#### [Your task]
Rewrite every line of the material below, replacing each occurrence of "junction" with "tie point" and leaving everything else unchanged.

-.-.-

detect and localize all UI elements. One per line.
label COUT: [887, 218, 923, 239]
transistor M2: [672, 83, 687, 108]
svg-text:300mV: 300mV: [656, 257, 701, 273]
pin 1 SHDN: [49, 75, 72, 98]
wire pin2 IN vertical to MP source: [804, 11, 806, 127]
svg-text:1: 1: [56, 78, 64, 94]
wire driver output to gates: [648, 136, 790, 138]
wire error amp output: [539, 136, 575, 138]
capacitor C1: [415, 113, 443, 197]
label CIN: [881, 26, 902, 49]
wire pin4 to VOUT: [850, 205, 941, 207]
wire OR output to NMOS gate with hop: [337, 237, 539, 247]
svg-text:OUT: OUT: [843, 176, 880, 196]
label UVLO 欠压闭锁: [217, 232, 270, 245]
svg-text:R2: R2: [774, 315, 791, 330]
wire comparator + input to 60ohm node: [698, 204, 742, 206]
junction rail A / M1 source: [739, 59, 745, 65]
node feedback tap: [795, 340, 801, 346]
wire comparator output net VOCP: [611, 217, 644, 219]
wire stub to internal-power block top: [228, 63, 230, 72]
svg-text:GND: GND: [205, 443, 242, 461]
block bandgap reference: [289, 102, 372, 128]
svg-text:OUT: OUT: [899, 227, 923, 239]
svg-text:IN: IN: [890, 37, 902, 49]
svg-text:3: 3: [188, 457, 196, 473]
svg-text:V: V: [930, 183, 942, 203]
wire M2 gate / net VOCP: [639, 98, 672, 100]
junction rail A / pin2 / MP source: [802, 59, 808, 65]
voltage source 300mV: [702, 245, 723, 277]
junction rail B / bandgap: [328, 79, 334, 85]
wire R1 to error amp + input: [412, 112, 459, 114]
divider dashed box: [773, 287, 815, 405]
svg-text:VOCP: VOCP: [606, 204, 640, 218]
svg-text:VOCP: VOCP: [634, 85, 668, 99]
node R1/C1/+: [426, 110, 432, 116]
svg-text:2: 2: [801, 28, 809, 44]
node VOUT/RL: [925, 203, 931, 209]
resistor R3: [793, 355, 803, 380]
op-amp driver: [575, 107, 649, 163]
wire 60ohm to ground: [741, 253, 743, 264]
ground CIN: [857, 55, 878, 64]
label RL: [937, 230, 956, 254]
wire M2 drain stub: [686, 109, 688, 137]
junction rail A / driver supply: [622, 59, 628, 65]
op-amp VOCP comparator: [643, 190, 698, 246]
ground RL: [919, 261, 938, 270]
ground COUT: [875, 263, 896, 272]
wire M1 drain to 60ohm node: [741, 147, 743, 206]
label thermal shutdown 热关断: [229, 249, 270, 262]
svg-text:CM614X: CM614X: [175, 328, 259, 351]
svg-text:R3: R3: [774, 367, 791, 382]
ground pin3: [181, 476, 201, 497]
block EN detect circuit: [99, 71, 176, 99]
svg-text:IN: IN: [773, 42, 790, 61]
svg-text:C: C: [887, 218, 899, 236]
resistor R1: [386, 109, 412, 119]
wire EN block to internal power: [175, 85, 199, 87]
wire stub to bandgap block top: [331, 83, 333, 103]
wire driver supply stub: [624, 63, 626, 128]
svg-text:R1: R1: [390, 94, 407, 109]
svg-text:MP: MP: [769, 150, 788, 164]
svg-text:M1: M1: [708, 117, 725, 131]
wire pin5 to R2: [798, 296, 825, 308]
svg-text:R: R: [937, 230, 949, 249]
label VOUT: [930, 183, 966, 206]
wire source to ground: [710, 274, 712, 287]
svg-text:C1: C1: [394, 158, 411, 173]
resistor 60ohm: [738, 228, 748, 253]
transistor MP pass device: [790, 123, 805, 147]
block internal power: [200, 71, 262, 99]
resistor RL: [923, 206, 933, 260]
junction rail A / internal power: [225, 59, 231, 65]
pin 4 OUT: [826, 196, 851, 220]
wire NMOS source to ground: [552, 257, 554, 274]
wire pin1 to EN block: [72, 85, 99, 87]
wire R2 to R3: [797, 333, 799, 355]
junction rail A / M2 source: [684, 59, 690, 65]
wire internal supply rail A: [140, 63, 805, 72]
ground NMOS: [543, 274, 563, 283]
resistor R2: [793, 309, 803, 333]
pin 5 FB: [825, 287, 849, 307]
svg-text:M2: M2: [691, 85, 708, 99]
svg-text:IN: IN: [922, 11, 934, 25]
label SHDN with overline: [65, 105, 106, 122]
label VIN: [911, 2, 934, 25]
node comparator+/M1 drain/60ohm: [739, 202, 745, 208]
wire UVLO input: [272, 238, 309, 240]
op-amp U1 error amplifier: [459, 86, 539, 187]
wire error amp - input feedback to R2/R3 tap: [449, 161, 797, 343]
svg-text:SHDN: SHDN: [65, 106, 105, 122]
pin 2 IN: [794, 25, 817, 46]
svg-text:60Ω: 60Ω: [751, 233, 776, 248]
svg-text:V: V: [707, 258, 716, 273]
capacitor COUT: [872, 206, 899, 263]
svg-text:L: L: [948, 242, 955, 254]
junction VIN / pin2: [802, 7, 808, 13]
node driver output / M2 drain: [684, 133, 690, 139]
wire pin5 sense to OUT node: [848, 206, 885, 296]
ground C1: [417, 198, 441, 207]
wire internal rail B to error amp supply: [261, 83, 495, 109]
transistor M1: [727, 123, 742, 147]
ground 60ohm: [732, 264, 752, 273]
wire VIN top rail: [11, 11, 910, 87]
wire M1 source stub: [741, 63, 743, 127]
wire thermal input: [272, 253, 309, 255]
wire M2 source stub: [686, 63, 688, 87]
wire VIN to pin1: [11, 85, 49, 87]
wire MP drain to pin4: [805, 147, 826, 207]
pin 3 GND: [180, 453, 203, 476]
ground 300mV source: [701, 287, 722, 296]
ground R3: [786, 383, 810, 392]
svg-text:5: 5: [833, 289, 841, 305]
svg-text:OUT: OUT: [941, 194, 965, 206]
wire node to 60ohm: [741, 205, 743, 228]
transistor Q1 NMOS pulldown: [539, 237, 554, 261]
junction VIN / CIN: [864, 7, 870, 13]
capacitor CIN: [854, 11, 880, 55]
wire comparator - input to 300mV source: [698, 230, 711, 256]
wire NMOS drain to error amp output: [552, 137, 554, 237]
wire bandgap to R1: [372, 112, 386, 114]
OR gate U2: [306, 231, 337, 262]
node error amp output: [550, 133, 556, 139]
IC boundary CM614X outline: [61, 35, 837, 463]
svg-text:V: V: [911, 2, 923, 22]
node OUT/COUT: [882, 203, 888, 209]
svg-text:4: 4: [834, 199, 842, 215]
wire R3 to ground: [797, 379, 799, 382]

-.-.-

#### [Output of the exercise]
detect and localize all UI elements. One per line.
label COUT: [887, 218, 923, 239]
transistor M2: [672, 83, 687, 108]
svg-text:300mV: 300mV: [656, 257, 701, 273]
pin 1 SHDN: [49, 75, 72, 98]
wire pin2 IN vertical to MP source: [804, 11, 806, 127]
svg-text:1: 1: [56, 78, 64, 94]
wire driver output to gates: [648, 136, 790, 138]
wire error amp output: [539, 136, 575, 138]
capacitor C1: [415, 113, 443, 197]
label CIN: [881, 26, 902, 49]
wire pin4 to VOUT: [850, 205, 941, 207]
wire OR output to NMOS gate with hop: [337, 237, 539, 247]
svg-text:OUT: OUT: [843, 176, 880, 196]
label UVLO 欠压闭锁: [217, 232, 270, 245]
svg-text:R2: R2: [774, 315, 791, 330]
wire comparator + input to 60ohm node: [698, 204, 742, 206]
tie point rail A / M1 source: [739, 59, 745, 65]
node feedback tap: [795, 340, 801, 346]
wire comparator output net VOCP: [611, 217, 644, 219]
wire stub to internal-power block top: [228, 63, 230, 72]
svg-text:GND: GND: [205, 443, 242, 461]
block bandgap reference: [289, 102, 372, 128]
svg-text:OUT: OUT: [899, 227, 923, 239]
svg-text:IN: IN: [890, 37, 902, 49]
svg-text:3: 3: [188, 457, 196, 473]
svg-text:V: V: [930, 183, 942, 203]
wire M2 gate / net VOCP: [639, 98, 672, 100]
tie point rail A / pin2 / MP source: [802, 59, 808, 65]
voltage source 300mV: [702, 245, 723, 277]
tie point rail B / bandgap: [328, 79, 334, 85]
wire R1 to error amp + input: [412, 112, 459, 114]
divider dashed box: [773, 287, 815, 405]
svg-text:VOCP: VOCP: [606, 204, 640, 218]
svg-text:VOCP: VOCP: [634, 85, 668, 99]
node R1/C1/+: [426, 110, 432, 116]
svg-text:2: 2: [801, 28, 809, 44]
node VOUT/RL: [925, 203, 931, 209]
resistor R3: [793, 355, 803, 380]
op-amp driver: [575, 107, 649, 163]
wire 60ohm to ground: [741, 253, 743, 264]
ground CIN: [857, 55, 878, 64]
label RL: [937, 230, 956, 254]
wire M2 drain stub: [686, 109, 688, 137]
tie point rail A / driver supply: [622, 59, 628, 65]
op-amp VOCP comparator: [643, 190, 698, 246]
ground RL: [919, 261, 938, 270]
ground COUT: [875, 263, 896, 272]
wire M1 drain to 60ohm node: [741, 147, 743, 206]
label thermal shutdown 热关断: [229, 249, 270, 262]
svg-text:CM614X: CM614X: [175, 328, 259, 351]
svg-text:R3: R3: [774, 367, 791, 382]
ground pin3: [181, 476, 201, 497]
block EN detect circuit: [99, 71, 176, 99]
svg-text:IN: IN: [773, 42, 790, 61]
svg-text:C: C: [887, 218, 899, 236]
resistor R1: [386, 109, 412, 119]
wire EN block to internal power: [175, 85, 199, 87]
wire stub to bandgap block top: [331, 83, 333, 103]
wire driver supply stub: [624, 63, 626, 128]
svg-text:R1: R1: [390, 94, 407, 109]
svg-text:MP: MP: [769, 150, 788, 164]
svg-text:M1: M1: [708, 117, 725, 131]
wire pin5 to R2: [798, 296, 825, 308]
svg-text:R: R: [937, 230, 949, 249]
label VOUT: [930, 183, 966, 206]
wire source to ground: [710, 274, 712, 287]
svg-text:C1: C1: [394, 158, 411, 173]
resistor 60ohm: [738, 228, 748, 253]
transistor MP pass device: [790, 123, 805, 147]
block internal power: [200, 71, 262, 99]
resistor RL: [923, 206, 933, 260]
tie point rail A / internal power: [225, 59, 231, 65]
pin 4 OUT: [826, 196, 851, 220]
wire NMOS source to ground: [552, 257, 554, 274]
wire pin1 to EN block: [72, 85, 99, 87]
wire R2 to R3: [797, 333, 799, 355]
tie point rail A / M2 source: [684, 59, 690, 65]
wire internal supply rail A: [140, 63, 805, 72]
ground NMOS: [543, 274, 563, 283]
resistor R2: [793, 309, 803, 333]
pin 5 FB: [825, 287, 849, 307]
svg-text:M2: M2: [691, 85, 708, 99]
svg-text:IN: IN: [922, 11, 934, 25]
label SHDN with overline: [65, 105, 106, 122]
label VIN: [911, 2, 934, 25]
node comparator+/M1 drain/60ohm: [739, 202, 745, 208]
wire UVLO input: [272, 238, 309, 240]
op-amp U1 error amplifier: [459, 86, 539, 187]
wire error amp - input feedback to R2/R3 tap: [449, 161, 797, 343]
svg-text:SHDN: SHDN: [65, 106, 105, 122]
pin 2 IN: [794, 25, 817, 46]
svg-text:60Ω: 60Ω: [751, 233, 776, 248]
svg-text:V: V: [707, 258, 716, 273]
capacitor COUT: [872, 206, 899, 263]
svg-text:L: L: [948, 242, 955, 254]
tie point VIN / pin2: [802, 7, 808, 13]
node driver output / M2 drain: [684, 133, 690, 139]
wire pin5 sense to OUT node: [848, 206, 885, 296]
ground C1: [417, 198, 441, 207]
wire internal rail B to error amp supply: [261, 83, 495, 109]
transistor M1: [727, 123, 742, 147]
ground 60ohm: [732, 264, 752, 273]
wire VIN top rail: [11, 11, 910, 87]
wire M1 source stub: [741, 63, 743, 127]
wire thermal input: [272, 253, 309, 255]
wire M2 source stub: [686, 63, 688, 87]
wire VIN to pin1: [11, 85, 49, 87]
wire MP drain to pin4: [805, 147, 826, 207]
pin 3 GND: [180, 453, 203, 476]
ground 300mV source: [701, 287, 722, 296]
ground R3: [786, 383, 810, 392]
svg-text:5: 5: [833, 289, 841, 305]
svg-text:OUT: OUT: [941, 194, 965, 206]
wire node to 60ohm: [741, 205, 743, 228]
transistor Q1 NMOS pulldown: [539, 237, 554, 261]
tie point VIN / CIN: [864, 7, 870, 13]
capacitor CIN: [854, 11, 880, 55]
wire comparator - input to 300mV source: [698, 230, 711, 256]
wire NMOS drain to error amp output: [552, 137, 554, 237]
wire bandgap to R1: [372, 112, 386, 114]
OR gate U2: [306, 231, 337, 262]
node error amp output: [550, 133, 556, 139]
IC boundary CM614X outline: [61, 35, 837, 463]
svg-text:V: V: [911, 2, 923, 22]
node OUT/COUT: [882, 203, 888, 209]
svg-text:4: 4: [834, 199, 842, 215]
wire R3 to ground: [797, 379, 799, 382]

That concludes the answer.